THE EXERCISE — Look through the data below. Show each line where the string "Standard" occurs.

=== RECORDED INFORMATION ===

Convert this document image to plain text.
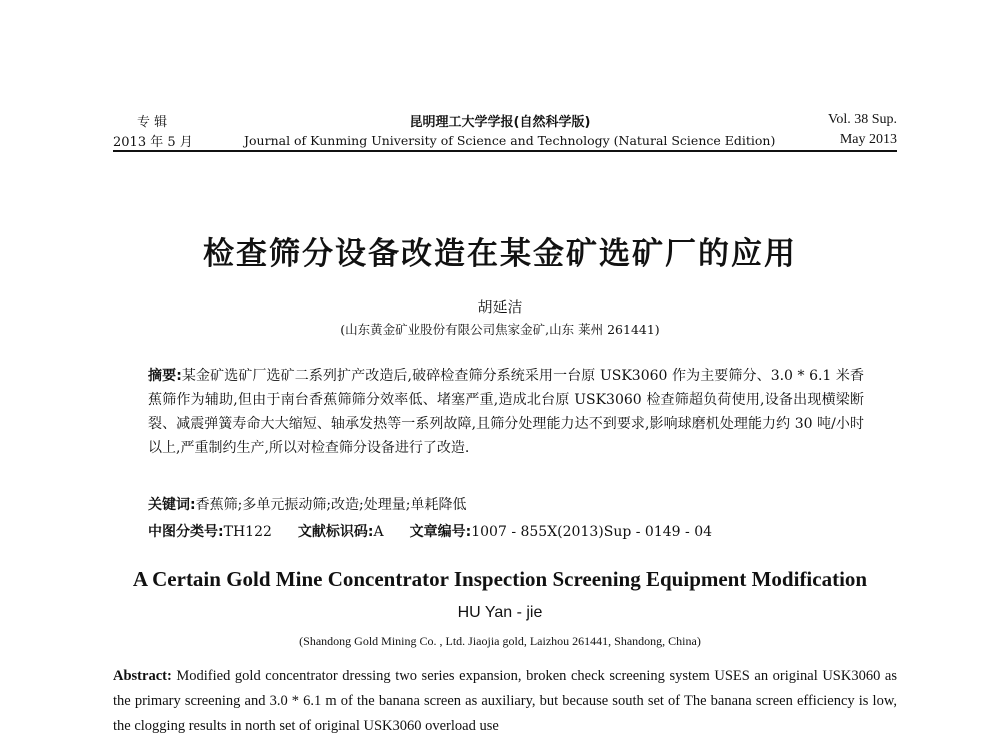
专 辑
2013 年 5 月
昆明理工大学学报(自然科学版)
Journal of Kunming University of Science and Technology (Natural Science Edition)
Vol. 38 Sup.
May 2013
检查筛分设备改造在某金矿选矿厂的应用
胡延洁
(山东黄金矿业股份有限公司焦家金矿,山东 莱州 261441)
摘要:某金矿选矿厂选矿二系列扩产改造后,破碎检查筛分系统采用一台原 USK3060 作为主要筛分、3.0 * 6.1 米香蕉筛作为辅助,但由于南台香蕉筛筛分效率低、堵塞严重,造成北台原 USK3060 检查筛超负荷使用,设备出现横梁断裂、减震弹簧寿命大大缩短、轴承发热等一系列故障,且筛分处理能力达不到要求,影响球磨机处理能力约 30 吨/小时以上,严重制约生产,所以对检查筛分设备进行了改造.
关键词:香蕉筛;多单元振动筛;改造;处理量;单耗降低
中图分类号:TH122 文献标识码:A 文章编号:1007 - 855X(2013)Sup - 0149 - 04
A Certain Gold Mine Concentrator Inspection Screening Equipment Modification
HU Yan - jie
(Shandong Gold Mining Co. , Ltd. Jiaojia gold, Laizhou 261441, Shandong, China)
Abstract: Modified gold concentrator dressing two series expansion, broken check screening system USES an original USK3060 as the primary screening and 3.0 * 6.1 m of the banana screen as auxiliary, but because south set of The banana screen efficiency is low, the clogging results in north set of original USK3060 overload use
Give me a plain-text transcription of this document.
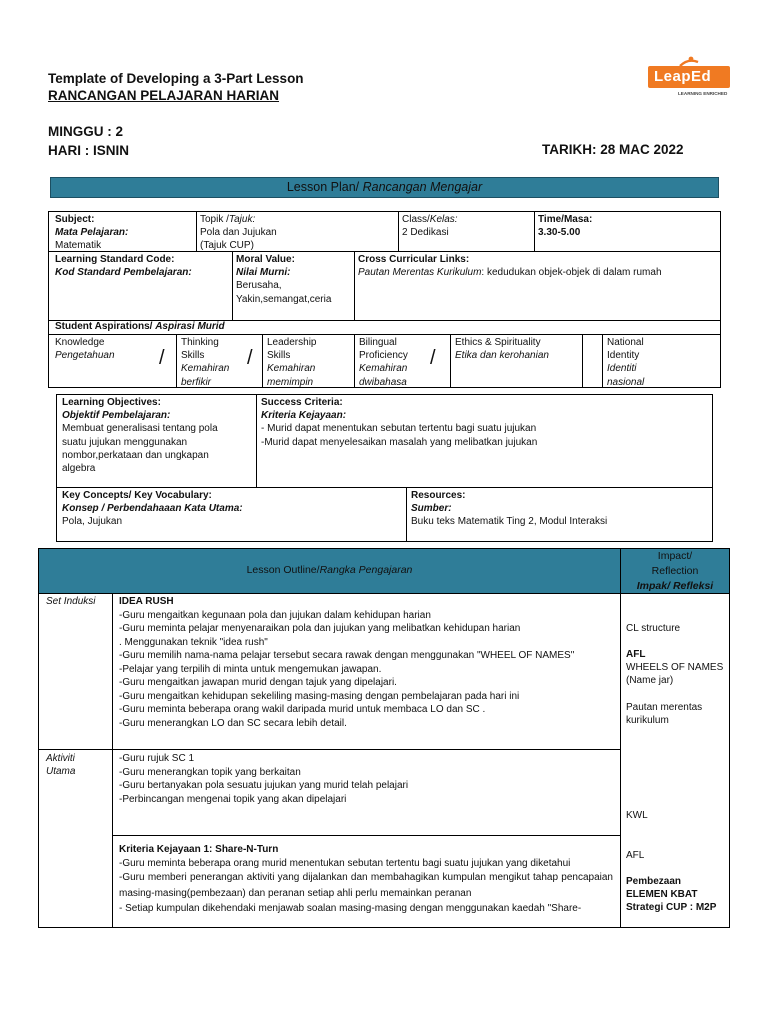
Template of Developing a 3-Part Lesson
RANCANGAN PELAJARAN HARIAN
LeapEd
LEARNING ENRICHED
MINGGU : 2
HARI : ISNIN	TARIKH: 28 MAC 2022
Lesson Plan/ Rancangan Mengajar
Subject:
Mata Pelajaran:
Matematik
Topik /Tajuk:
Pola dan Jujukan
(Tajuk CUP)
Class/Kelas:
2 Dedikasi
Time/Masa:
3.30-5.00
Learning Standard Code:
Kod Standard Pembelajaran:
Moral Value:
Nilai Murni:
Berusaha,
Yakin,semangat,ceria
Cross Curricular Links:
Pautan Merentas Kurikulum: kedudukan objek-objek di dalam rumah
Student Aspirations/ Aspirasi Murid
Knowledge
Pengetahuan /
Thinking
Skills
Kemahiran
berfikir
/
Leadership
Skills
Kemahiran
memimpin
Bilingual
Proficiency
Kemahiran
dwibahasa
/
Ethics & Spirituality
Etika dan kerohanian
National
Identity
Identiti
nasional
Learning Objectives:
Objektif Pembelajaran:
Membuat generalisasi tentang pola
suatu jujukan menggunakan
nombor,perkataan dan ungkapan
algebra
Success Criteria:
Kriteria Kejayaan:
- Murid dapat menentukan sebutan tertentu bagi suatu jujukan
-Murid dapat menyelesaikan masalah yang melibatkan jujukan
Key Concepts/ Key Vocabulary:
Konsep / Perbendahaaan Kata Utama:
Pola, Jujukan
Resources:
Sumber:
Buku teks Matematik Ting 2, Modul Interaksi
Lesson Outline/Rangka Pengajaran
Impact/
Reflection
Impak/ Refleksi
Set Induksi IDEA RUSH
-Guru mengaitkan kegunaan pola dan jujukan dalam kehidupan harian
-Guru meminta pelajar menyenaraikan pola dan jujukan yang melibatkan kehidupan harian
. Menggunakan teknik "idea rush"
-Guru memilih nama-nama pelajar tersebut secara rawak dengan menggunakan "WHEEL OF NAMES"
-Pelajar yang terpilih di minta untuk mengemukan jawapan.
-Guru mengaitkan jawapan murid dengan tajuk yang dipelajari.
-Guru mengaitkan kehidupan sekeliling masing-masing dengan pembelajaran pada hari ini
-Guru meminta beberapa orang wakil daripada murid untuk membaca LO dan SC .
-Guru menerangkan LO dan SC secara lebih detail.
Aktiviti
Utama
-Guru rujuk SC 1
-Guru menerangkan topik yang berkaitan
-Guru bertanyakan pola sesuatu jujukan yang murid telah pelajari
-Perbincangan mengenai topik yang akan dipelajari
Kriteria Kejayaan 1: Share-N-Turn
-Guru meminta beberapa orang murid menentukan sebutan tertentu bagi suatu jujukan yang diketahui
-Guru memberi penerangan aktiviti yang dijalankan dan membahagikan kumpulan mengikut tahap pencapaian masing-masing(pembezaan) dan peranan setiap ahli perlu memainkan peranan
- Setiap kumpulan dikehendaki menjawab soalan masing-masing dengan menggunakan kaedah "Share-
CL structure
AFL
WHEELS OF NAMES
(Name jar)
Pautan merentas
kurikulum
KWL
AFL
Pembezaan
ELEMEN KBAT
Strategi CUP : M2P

===

ANSWER —
Learning Standard Code:
Kod Standard Pembelajaran:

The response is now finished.